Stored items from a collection
################

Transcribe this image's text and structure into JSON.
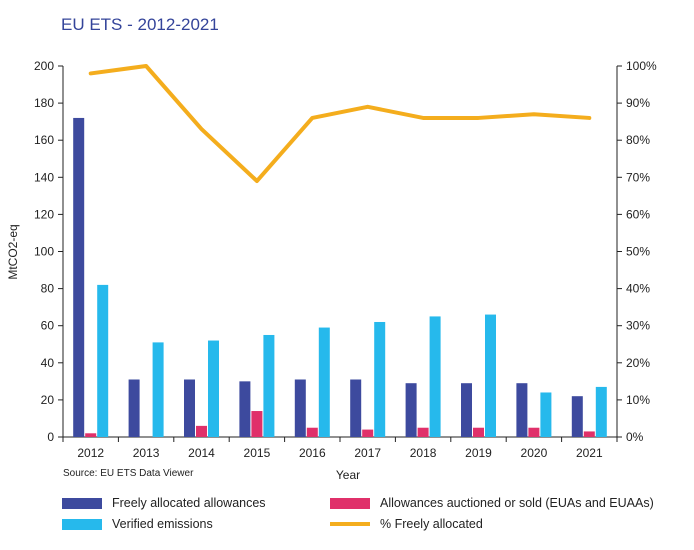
{
  "chart_data": {
    "type": "bar",
    "title": "EU ETS - 2012-2021",
    "xlabel": "Year",
    "ylabel": "MtCO2-eq",
    "y2label": "",
    "source": "Source: EU ETS Data Viewer",
    "categories": [
      "2012",
      "2013",
      "2014",
      "2015",
      "2016",
      "2017",
      "2018",
      "2019",
      "2020",
      "2021"
    ],
    "ylim": [
      0,
      200
    ],
    "yticks": [
      "0",
      "20",
      "40",
      "60",
      "80",
      "100",
      "120",
      "140",
      "160",
      "180",
      "200"
    ],
    "y2lim": [
      0,
      100
    ],
    "y2ticks": [
      "0%",
      "10%",
      "20%",
      "30%",
      "40%",
      "50%",
      "60%",
      "70%",
      "80%",
      "90%",
      "100%"
    ],
    "grid": false,
    "legend": "bottom",
    "series": [
      {
        "name": "Freely allocated allowances",
        "kind": "bar",
        "axis": "left",
        "color": "#3d4a9e",
        "values": [
          172,
          31,
          31,
          30,
          31,
          31,
          29,
          29,
          29,
          22
        ]
      },
      {
        "name": "Allowances auctioned or sold (EUAs and EUAAs)",
        "kind": "bar",
        "axis": "left",
        "color": "#e0306a",
        "values": [
          2,
          0,
          6,
          14,
          5,
          4,
          5,
          5,
          5,
          3
        ]
      },
      {
        "name": "Verified emissions",
        "kind": "bar",
        "axis": "left",
        "color": "#26b9ec",
        "values": [
          82,
          51,
          52,
          55,
          59,
          62,
          65,
          66,
          24,
          27
        ]
      },
      {
        "name": "% Freely allocated",
        "kind": "line",
        "axis": "right",
        "color": "#f4ad1d",
        "values": [
          98,
          100,
          83,
          69,
          86,
          89,
          86,
          86,
          87,
          86
        ]
      }
    ]
  }
}
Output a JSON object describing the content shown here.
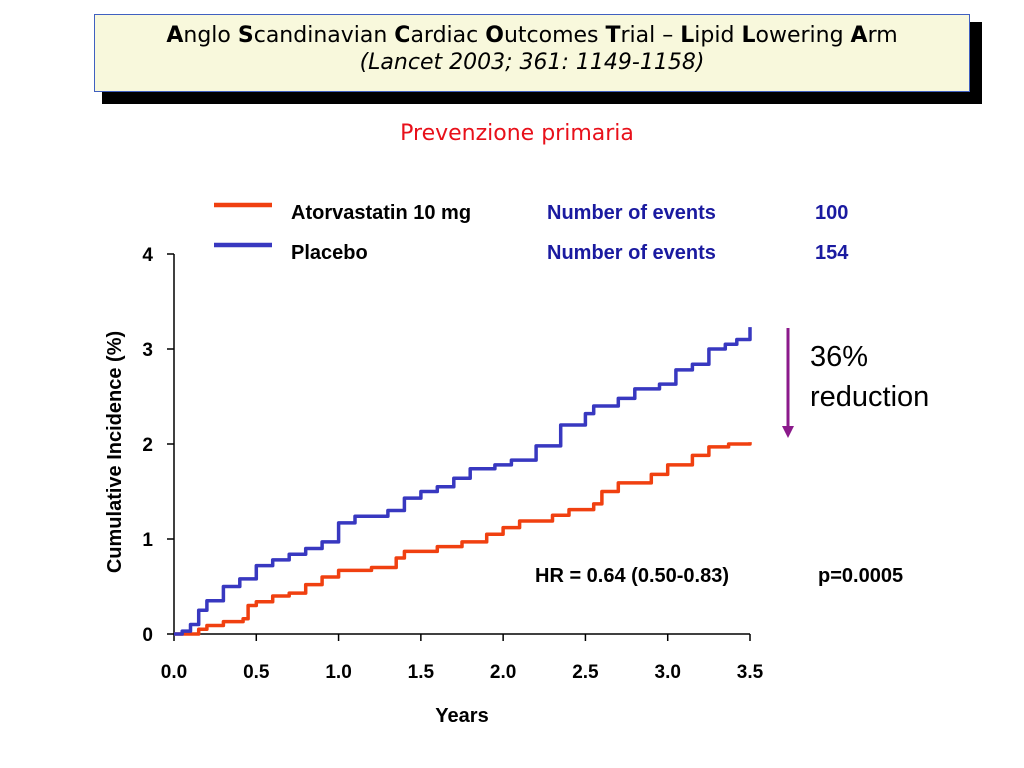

################

What you need to do: State the number of lines in the records that include "color", and write nothing else.

Solution for this task: 4